## Dataset items
---
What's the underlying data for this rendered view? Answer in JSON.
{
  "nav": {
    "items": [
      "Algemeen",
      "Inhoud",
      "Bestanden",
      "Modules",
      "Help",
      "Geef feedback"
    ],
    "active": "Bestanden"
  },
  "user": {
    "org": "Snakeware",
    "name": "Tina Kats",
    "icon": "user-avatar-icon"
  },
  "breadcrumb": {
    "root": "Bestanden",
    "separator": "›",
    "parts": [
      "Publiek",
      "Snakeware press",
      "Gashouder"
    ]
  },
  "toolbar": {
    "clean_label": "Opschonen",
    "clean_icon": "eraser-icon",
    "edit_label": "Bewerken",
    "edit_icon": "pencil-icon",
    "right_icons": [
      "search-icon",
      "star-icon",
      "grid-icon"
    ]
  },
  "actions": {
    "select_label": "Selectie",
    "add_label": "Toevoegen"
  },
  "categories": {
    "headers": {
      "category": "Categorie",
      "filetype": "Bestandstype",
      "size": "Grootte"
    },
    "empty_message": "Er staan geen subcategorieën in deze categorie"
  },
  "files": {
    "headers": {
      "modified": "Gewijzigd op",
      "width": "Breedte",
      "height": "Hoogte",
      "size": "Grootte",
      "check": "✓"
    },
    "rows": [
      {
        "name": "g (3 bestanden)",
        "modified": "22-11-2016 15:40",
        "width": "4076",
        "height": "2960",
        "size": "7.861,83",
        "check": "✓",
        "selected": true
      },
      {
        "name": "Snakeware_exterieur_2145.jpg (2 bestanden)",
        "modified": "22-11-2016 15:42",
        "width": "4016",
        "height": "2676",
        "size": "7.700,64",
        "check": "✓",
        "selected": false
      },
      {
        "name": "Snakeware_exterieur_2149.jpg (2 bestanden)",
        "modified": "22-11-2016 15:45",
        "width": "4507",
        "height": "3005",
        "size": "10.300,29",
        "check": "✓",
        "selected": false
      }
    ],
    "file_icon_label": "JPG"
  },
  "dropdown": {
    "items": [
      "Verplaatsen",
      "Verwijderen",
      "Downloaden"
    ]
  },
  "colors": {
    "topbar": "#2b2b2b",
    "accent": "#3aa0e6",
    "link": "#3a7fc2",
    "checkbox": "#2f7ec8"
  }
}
---
## Short task
Repeat each record exactly, leaving nothing out.

## Exercise solution
What's the underlying data for this rendered view? Answer in JSON.
{
  "nav": {
    "items": [
      "Algemeen",
      "Inhoud",
      "Bestanden",
      "Modules",
      "Help",
      "Geef feedback"
    ],
    "active": "Bestanden"
  },
  "user": {
    "org": "Snakeware",
    "name": "Tina Kats",
    "icon": "user-avatar-icon"
  },
  "breadcrumb": {
    "root": "Bestanden",
    "separator": "›",
    "parts": [
      "Publiek",
      "Snakeware press",
      "Gashouder"
    ]
  },
  "toolbar": {
    "clean_label": "Opschonen",
    "clean_icon": "eraser-icon",
    "edit_label": "Bewerken",
    "edit_icon": "pencil-icon",
    "right_icons": [
      "search-icon",
      "star-icon",
      "grid-icon"
    ]
  },
  "actions": {
    "select_label": "Selectie",
    "add_label": "Toevoegen"
  },
  "categories": {
    "headers": {
      "category": "Categorie",
      "filetype": "Bestandstype",
      "size": "Grootte"
    },
    "empty_message": "Er staan geen subcategorieën in deze categorie"
  },
  "files": {
    "headers": {
      "modified": "Gewijzigd op",
      "width": "Breedte",
      "height": "Hoogte",
      "size": "Grootte",
      "check": "✓"
    },
    "rows": [
      {
        "name": "g (3 bestanden)",
        "modified": "22-11-2016 15:40",
        "width": "4076",
        "height": "2960",
        "size": "7.861,83",
        "check": "✓",
        "selected": true
      },
      {
        "name": "Snakeware_exterieur_2145.jpg (2 bestanden)",
        "modified": "22-11-2016 15:42",
        "width": "4016",
        "height": "2676",
        "size": "7.700,64",
        "check": "✓",
        "selected": false
      },
      {
        "name": "Snakeware_exterieur_2149.jpg (2 bestanden)",
        "modified": "22-11-2016 15:45",
        "width": "4507",
        "height": "3005",
        "size": "10.300,29",
        "check": "✓",
        "selected": false
      }
    ],
    "file_icon_label": "JPG"
  },
  "dropdown": {
    "items": [
      "Verplaatsen",
      "Verwijderen",
      "Downloaden"
    ]
  },
  "colors": {
    "topbar": "#2b2b2b",
    "accent": "#3aa0e6",
    "link": "#3a7fc2",
    "checkbox": "#2f7ec8"
  }
}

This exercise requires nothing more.